#### EXERCISE INPUT
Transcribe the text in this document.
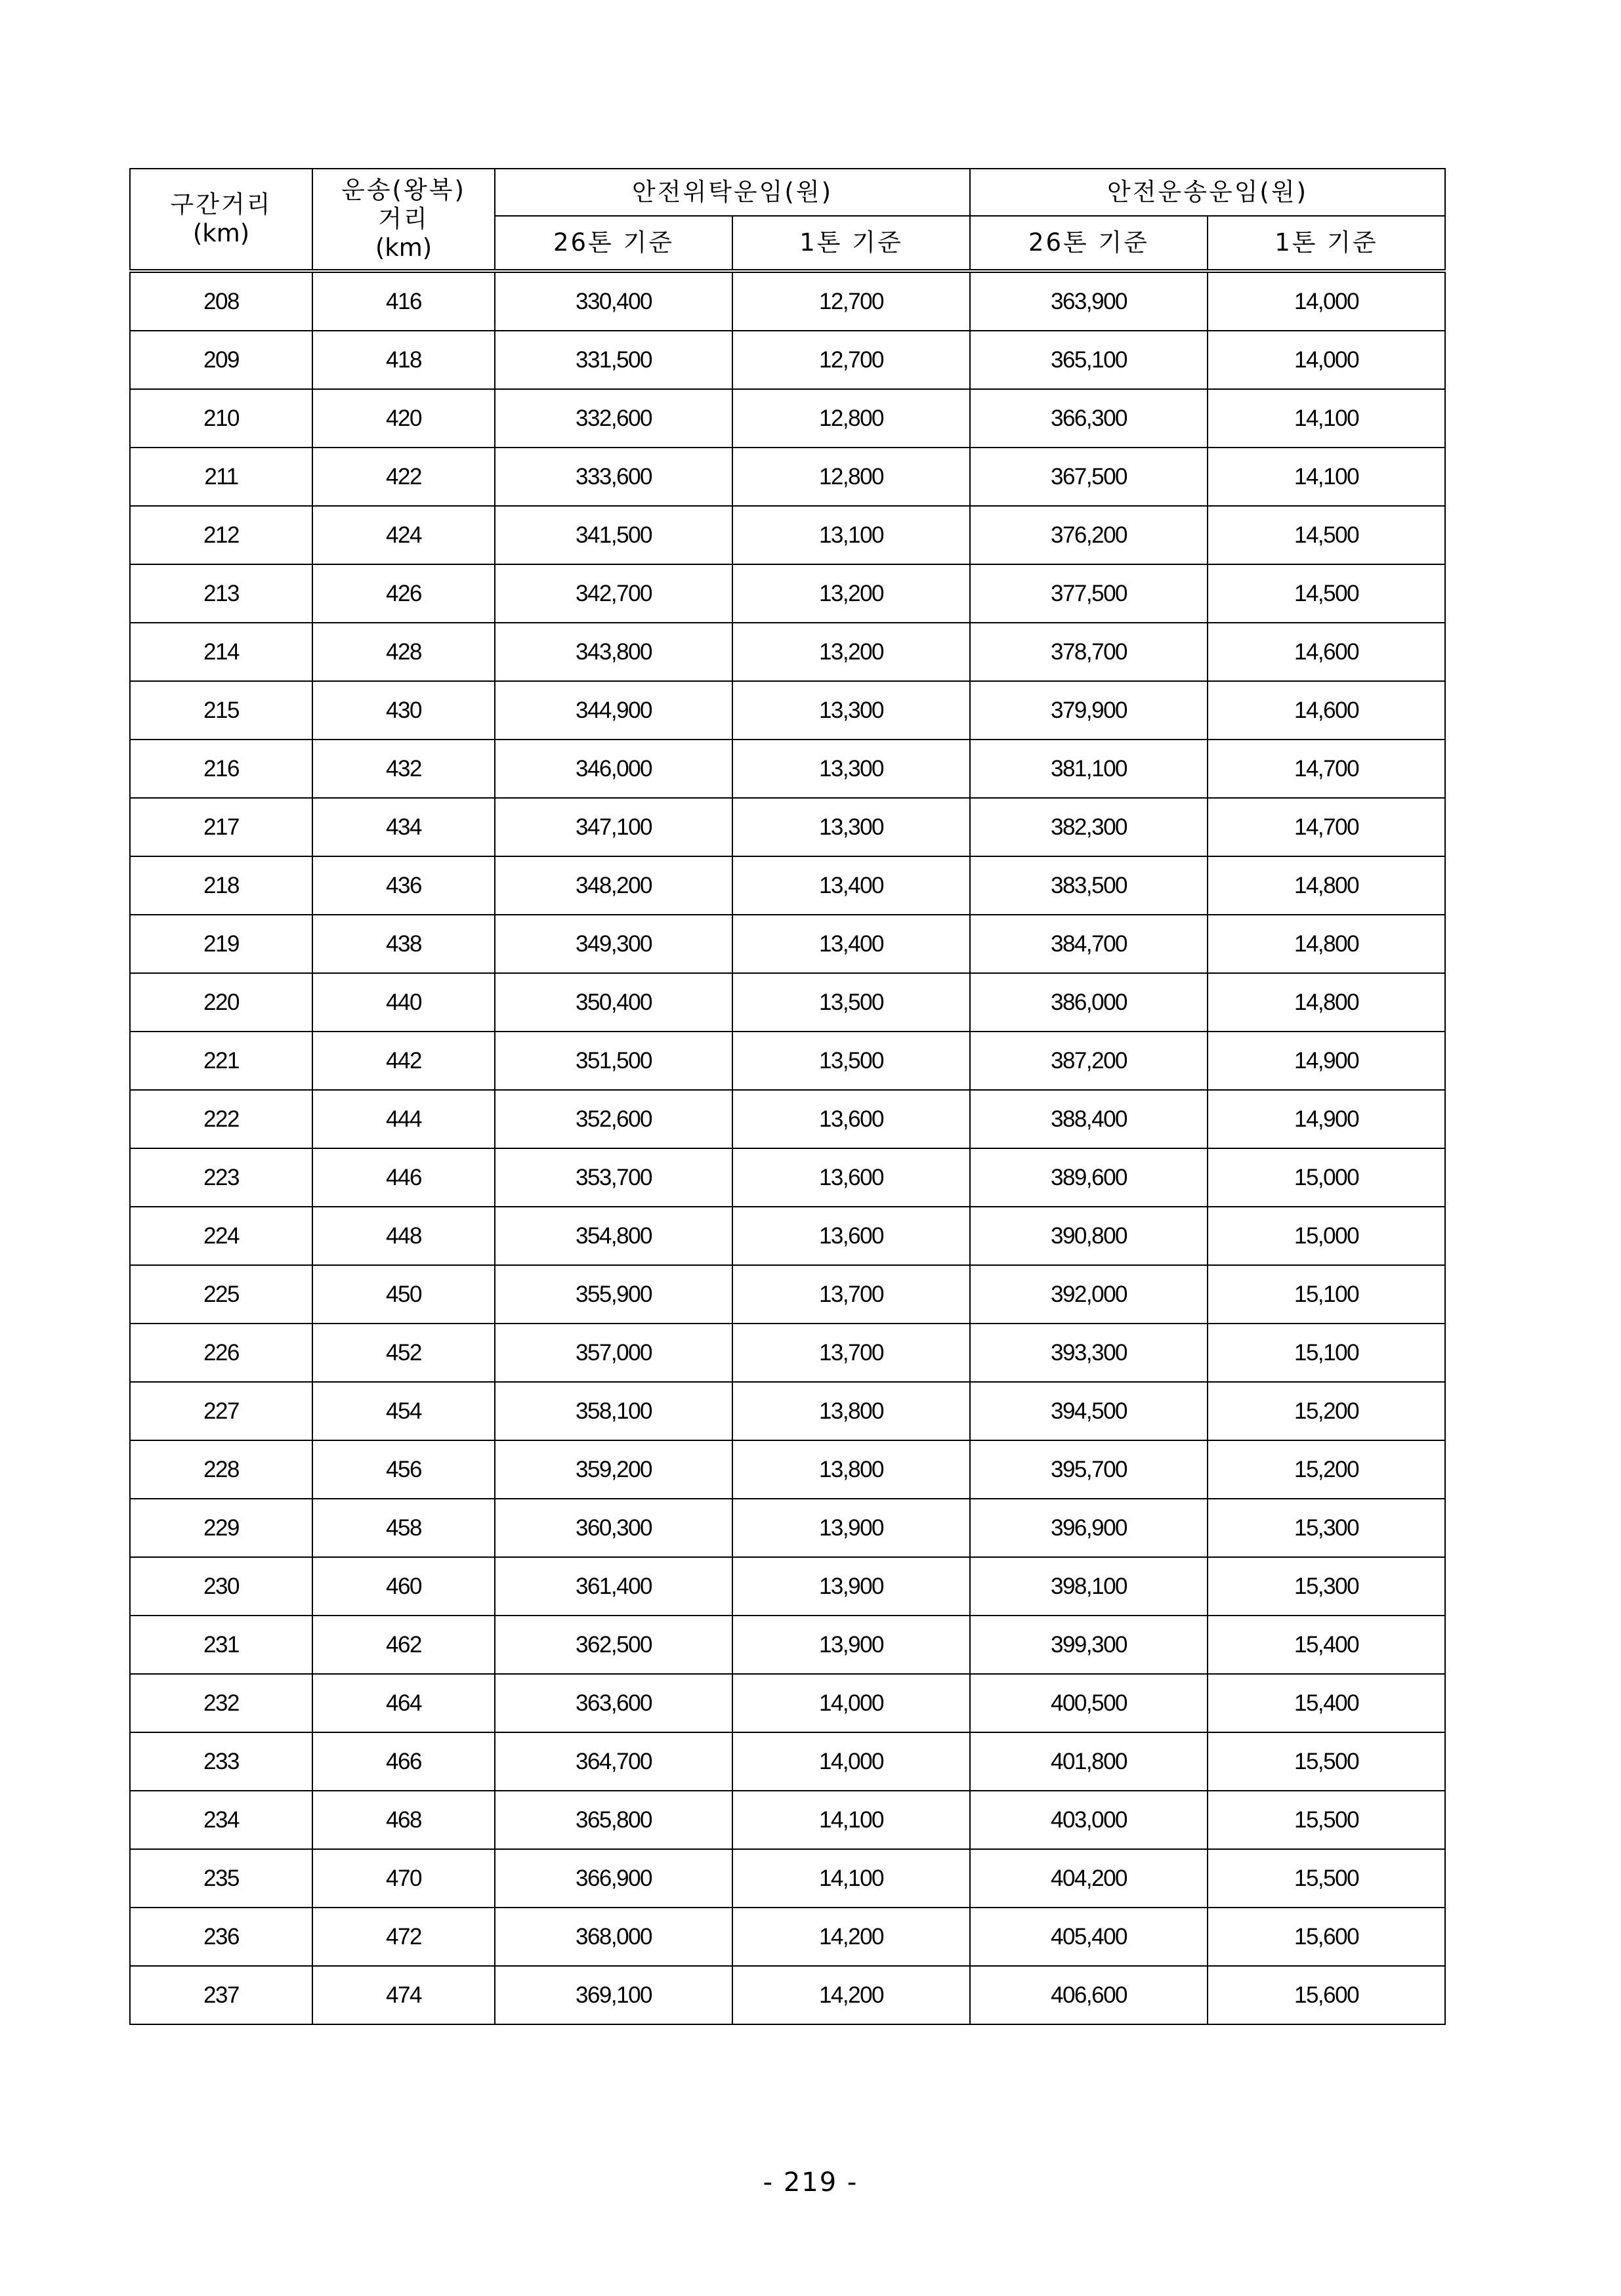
구간거리
(km)	운송(왕복)
거리
(km)	안전위탁운임(원)		안전운송운임(원)	
		26톤 기준	1톤 기준	26톤 기준	1톤 기준
208	416	330,400	12,700	363,900	14,000
209	418	331,500	12,700	365,100	14,000
210	420	332,600	12,800	366,300	14,100
211	422	333,600	12,800	367,500	14,100
212	424	341,500	13,100	376,200	14,500
213	426	342,700	13,200	377,500	14,500
214	428	343,800	13,200	378,700	14,600
215	430	344,900	13,300	379,900	14,600
216	432	346,000	13,300	381,100	14,700
217	434	347,100	13,300	382,300	14,700
218	436	348,200	13,400	383,500	14,800
219	438	349,300	13,400	384,700	14,800
220	440	350,400	13,500	386,000	14,800
221	442	351,500	13,500	387,200	14,900
222	444	352,600	13,600	388,400	14,900
223	446	353,700	13,600	389,600	15,000
224	448	354,800	13,600	390,800	15,000
225	450	355,900	13,700	392,000	15,100
226	452	357,000	13,700	393,300	15,100
227	454	358,100	13,800	394,500	15,200
228	456	359,200	13,800	395,700	15,200
229	458	360,300	13,900	396,900	15,300
230	460	361,400	13,900	398,100	15,300
231	462	362,500	13,900	399,300	15,400
232	464	363,600	14,000	400,500	15,400
233	466	364,700	14,000	401,800	15,500
234	468	365,800	14,100	403,000	15,500
235	470	366,900	14,100	404,200	15,500
236	472	368,000	14,200	405,400	15,600
237	474	369,100	14,200	406,600	15,600
- 219 -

#### PROMPT
Extract all the entries word for word; omit any pictures.

#### REPLY
Transcribe the text in this document.
구간거리
(km)	운송(왕복)
거리
(km)	안전위탁운임(원)		안전운송운임(원)	
		26톤 기준	1톤 기준	26톤 기준	1톤 기준
208	416	330,400	12,700	363,900	14,000
209	418	331,500	12,700	365,100	14,000
210	420	332,600	12,800	366,300	14,100
211	422	333,600	12,800	367,500	14,100
212	424	341,500	13,100	376,200	14,500
213	426	342,700	13,200	377,500	14,500
214	428	343,800	13,200	378,700	14,600
215	430	344,900	13,300	379,900	14,600
216	432	346,000	13,300	381,100	14,700
217	434	347,100	13,300	382,300	14,700
218	436	348,200	13,400	383,500	14,800
219	438	349,300	13,400	384,700	14,800
220	440	350,400	13,500	386,000	14,800
221	442	351,500	13,500	387,200	14,900
222	444	352,600	13,600	388,400	14,900
223	446	353,700	13,600	389,600	15,000
224	448	354,800	13,600	390,800	15,000
225	450	355,900	13,700	392,000	15,100
226	452	357,000	13,700	393,300	15,100
227	454	358,100	13,800	394,500	15,200
228	456	359,200	13,800	395,700	15,200
229	458	360,300	13,900	396,900	15,300
230	460	361,400	13,900	398,100	15,300
231	462	362,500	13,900	399,300	15,400
232	464	363,600	14,000	400,500	15,400
233	466	364,700	14,000	401,800	15,500
234	468	365,800	14,100	403,000	15,500
235	470	366,900	14,100	404,200	15,500
236	472	368,000	14,200	405,400	15,600
237	474	369,100	14,200	406,600	15,600
- 219 -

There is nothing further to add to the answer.